____ Extracted entries

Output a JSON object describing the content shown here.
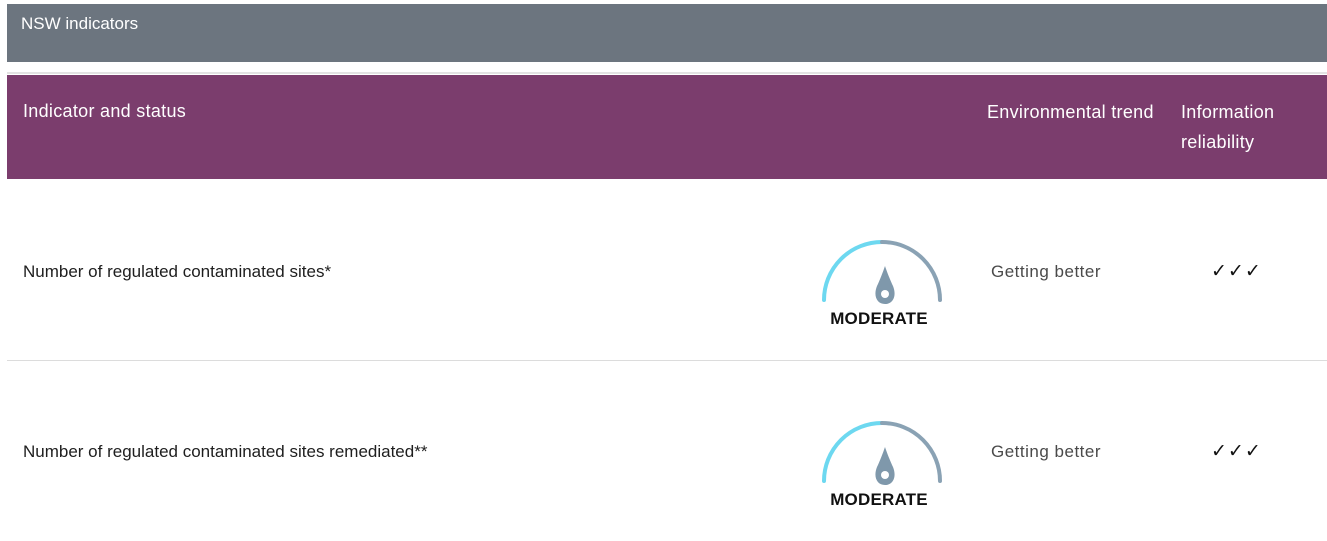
{
  "table": {
    "caption": "NSW indicators",
    "headers": {
      "indicator": "Indicator and status",
      "trend": "Environmental trend",
      "reliability": "Information reliability"
    },
    "rows": [
      {
        "indicator": "Number of regulated contaminated sites*",
        "status": "MODERATE",
        "trend": "Getting better",
        "reliability": "✓✓✓"
      },
      {
        "indicator": "Number of regulated contaminated sites remediated**",
        "status": "MODERATE",
        "trend": "Getting better",
        "reliability": "✓✓✓"
      }
    ]
  },
  "colors": {
    "caption_bg": "#6c757f",
    "header_bg": "#7b3d6d",
    "gauge_good": "#6dd8f0",
    "gauge_rest": "#8aa2b4",
    "needle": "#7f98ab"
  }
}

________

Copy down every line of the material above that includes the string "sites".

        "indicator": "Number of regulated contaminated sites*",
        "indicator": "Number of regulated contaminated sites remediated**",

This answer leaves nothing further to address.